■ The input ■
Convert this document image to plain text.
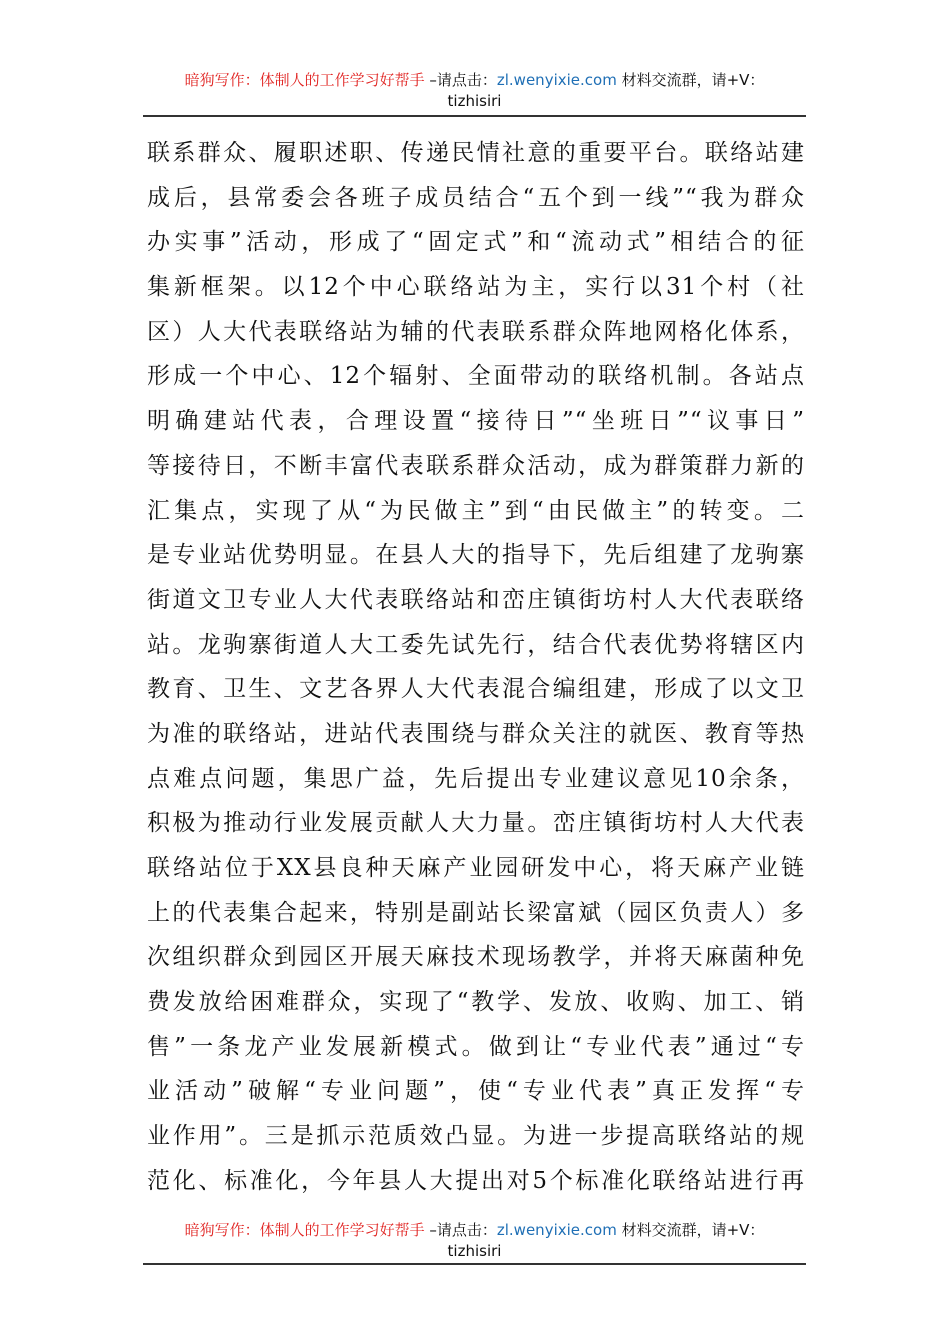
暗狗写作：体制人的工作学习好帮手 –请点击：zl.wenyixie.com 材料交流群，请+V：
tizhisiri
联系群众、履职述职、传递民情社意的重要平台。联络站建
成后，县常委会各班子成员结合“五个到一线”“我为群众
办实事”活动，形成了“固定式”和“流动式”相结合的征
集新框架。以12个中心联络站为主，实行以31个村（社
区）人大代表联络站为辅的代表联系群众阵地网格化体系，
形成一个中心、12个辐射、全面带动的联络机制。各站点
明确建站代表，合理设置“接待日”“坐班日”“议事日”
等接待日，不断丰富代表联系群众活动，成为群策群力新的
汇集点，实现了从“为民做主”到“由民做主”的转变。二
是专业站优势明显。在县人大的指导下，先后组建了龙驹寨
街道文卫专业人大代表联络站和峦庄镇街坊村人大代表联络
站。龙驹寨街道人大工委先试先行，结合代表优势将辖区内
教育、卫生、文艺各界人大代表混合编组建，形成了以文卫
为准的联络站，进站代表围绕与群众关注的就医、教育等热
点难点问题，集思广益，先后提出专业建议意见10余条，
积极为推动行业发展贡献人大力量。峦庄镇街坊村人大代表
联络站位于XX县良种天麻产业园研发中心，将天麻产业链
上的代表集合起来，特别是副站长梁富斌（园区负责人）多
次组织群众到园区开展天麻技术现场教学，并将天麻菌种免
费发放给困难群众，实现了“教学、发放、收购、加工、销
售”一条龙产业发展新模式。做到让“专业代表”通过“专
业活动”破解“专业问题”，使“专业代表”真正发挥“专
业作用”。三是抓示范质效凸显。为进一步提高联络站的规
范化、标准化，今年县人大提出对5个标准化联络站进行再
暗狗写作：体制人的工作学习好帮手 –请点击：zl.wenyixie.com 材料交流群，请+V：
tizhisiri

■ Your instructions ■
Quote the records in their entirety, keeping the wording exact and excluding pictures.

■ Correct answer ■
Convert this document image to plain text.
暗狗写作：体制人的工作学习好帮手 –请点击：zl.wenyixie.com 材料交流群，请+V：
tizhisiri
联系群众、履职述职、传递民情社意的重要平台。联络站建
成后，县常委会各班子成员结合“五个到一线”“我为群众
办实事”活动，形成了“固定式”和“流动式”相结合的征
集新框架。以12个中心联络站为主，实行以31个村（社
区）人大代表联络站为辅的代表联系群众阵地网格化体系，
形成一个中心、12个辐射、全面带动的联络机制。各站点
明确建站代表，合理设置“接待日”“坐班日”“议事日”
等接待日，不断丰富代表联系群众活动，成为群策群力新的
汇集点，实现了从“为民做主”到“由民做主”的转变。二
是专业站优势明显。在县人大的指导下，先后组建了龙驹寨
街道文卫专业人大代表联络站和峦庄镇街坊村人大代表联络
站。龙驹寨街道人大工委先试先行，结合代表优势将辖区内
教育、卫生、文艺各界人大代表混合编组建，形成了以文卫
为准的联络站，进站代表围绕与群众关注的就医、教育等热
点难点问题，集思广益，先后提出专业建议意见10余条，
积极为推动行业发展贡献人大力量。峦庄镇街坊村人大代表
联络站位于XX县良种天麻产业园研发中心，将天麻产业链
上的代表集合起来，特别是副站长梁富斌（园区负责人）多
次组织群众到园区开展天麻技术现场教学，并将天麻菌种免
费发放给困难群众，实现了“教学、发放、收购、加工、销
售”一条龙产业发展新模式。做到让“专业代表”通过“专
业活动”破解“专业问题”，使“专业代表”真正发挥“专
业作用”。三是抓示范质效凸显。为进一步提高联络站的规
范化、标准化，今年县人大提出对5个标准化联络站进行再
暗狗写作：体制人的工作学习好帮手 –请点击：zl.wenyixie.com 材料交流群，请+V：
tizhisiri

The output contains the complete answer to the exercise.